>> start THE DATA
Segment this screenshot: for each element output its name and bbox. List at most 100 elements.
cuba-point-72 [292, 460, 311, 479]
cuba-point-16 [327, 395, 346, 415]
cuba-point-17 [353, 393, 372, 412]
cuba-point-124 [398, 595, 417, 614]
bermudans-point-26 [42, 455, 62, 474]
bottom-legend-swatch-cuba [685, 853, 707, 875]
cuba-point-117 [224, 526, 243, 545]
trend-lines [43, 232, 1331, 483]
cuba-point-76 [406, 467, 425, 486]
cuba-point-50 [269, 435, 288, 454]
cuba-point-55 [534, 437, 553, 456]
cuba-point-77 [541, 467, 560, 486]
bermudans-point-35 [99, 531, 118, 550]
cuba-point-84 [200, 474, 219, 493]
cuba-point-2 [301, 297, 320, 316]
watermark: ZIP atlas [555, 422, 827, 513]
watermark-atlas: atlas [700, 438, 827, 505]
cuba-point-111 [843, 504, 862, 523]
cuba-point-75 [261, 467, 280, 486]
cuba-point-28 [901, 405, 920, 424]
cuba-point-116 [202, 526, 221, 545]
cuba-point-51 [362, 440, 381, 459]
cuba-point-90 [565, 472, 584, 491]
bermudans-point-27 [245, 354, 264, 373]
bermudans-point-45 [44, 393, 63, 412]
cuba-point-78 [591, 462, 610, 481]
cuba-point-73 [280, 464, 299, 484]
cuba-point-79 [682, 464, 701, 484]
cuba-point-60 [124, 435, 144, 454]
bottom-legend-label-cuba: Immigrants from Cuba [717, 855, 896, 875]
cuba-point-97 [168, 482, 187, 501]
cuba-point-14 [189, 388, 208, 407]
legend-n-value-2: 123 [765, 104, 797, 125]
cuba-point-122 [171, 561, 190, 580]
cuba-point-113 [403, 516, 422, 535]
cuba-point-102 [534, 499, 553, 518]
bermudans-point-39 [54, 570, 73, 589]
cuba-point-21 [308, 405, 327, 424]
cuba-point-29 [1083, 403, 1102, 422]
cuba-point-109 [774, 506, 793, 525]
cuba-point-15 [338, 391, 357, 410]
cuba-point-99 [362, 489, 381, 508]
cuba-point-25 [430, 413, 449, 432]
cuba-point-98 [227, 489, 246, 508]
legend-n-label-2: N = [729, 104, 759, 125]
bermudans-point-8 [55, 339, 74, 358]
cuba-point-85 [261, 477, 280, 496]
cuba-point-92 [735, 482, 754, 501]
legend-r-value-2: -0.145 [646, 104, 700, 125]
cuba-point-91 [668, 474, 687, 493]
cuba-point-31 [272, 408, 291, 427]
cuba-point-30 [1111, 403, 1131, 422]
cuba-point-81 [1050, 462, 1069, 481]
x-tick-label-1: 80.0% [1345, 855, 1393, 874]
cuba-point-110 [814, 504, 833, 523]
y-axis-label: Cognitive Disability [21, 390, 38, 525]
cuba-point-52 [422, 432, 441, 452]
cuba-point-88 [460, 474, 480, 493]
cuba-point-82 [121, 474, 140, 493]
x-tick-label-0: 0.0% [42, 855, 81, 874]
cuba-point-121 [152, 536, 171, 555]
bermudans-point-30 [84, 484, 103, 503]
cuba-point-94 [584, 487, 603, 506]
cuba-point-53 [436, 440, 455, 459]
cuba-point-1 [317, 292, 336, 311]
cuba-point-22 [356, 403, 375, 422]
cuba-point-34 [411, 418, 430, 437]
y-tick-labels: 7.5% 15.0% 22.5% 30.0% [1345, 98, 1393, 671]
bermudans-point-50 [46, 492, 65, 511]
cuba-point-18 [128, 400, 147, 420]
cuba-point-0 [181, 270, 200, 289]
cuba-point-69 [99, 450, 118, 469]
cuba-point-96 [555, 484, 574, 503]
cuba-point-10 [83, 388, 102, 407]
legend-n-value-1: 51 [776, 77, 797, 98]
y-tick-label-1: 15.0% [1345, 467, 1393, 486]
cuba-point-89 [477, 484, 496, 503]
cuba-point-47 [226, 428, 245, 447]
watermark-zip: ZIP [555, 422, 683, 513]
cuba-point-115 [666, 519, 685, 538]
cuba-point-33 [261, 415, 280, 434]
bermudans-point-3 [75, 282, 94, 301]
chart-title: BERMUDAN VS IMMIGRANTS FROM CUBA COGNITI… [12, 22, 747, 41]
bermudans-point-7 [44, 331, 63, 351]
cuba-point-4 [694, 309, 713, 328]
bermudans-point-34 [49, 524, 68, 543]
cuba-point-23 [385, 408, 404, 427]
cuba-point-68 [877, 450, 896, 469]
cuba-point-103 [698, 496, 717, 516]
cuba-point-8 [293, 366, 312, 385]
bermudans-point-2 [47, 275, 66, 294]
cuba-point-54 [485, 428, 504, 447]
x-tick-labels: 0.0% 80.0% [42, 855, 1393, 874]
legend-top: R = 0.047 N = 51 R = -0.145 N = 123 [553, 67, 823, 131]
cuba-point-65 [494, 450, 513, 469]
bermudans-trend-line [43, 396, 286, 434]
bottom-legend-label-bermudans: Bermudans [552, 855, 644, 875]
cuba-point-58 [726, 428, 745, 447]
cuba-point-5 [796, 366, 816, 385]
>> end THE DATA
GIVEN INSTRUCTION: Reproduce the listing above without alteration, beginning with its first line and continuing through the line containing "bermudans-point-45 [44, 393, 63, 412]", inclusive.

EXPECTED ANSWER:
Segment this screenshot: for each element output its name and bbox. List at most 100 elements.
cuba-point-72 [292, 460, 311, 479]
cuba-point-16 [327, 395, 346, 415]
cuba-point-17 [353, 393, 372, 412]
cuba-point-124 [398, 595, 417, 614]
bermudans-point-26 [42, 455, 62, 474]
bottom-legend-swatch-cuba [685, 853, 707, 875]
cuba-point-117 [224, 526, 243, 545]
trend-lines [43, 232, 1331, 483]
cuba-point-76 [406, 467, 425, 486]
cuba-point-50 [269, 435, 288, 454]
cuba-point-55 [534, 437, 553, 456]
cuba-point-77 [541, 467, 560, 486]
bermudans-point-35 [99, 531, 118, 550]
cuba-point-84 [200, 474, 219, 493]
cuba-point-2 [301, 297, 320, 316]
watermark: ZIP atlas [555, 422, 827, 513]
watermark-atlas: atlas [700, 438, 827, 505]
cuba-point-111 [843, 504, 862, 523]
cuba-point-75 [261, 467, 280, 486]
cuba-point-28 [901, 405, 920, 424]
cuba-point-116 [202, 526, 221, 545]
cuba-point-51 [362, 440, 381, 459]
cuba-point-90 [565, 472, 584, 491]
bermudans-point-27 [245, 354, 264, 373]
bermudans-point-45 [44, 393, 63, 412]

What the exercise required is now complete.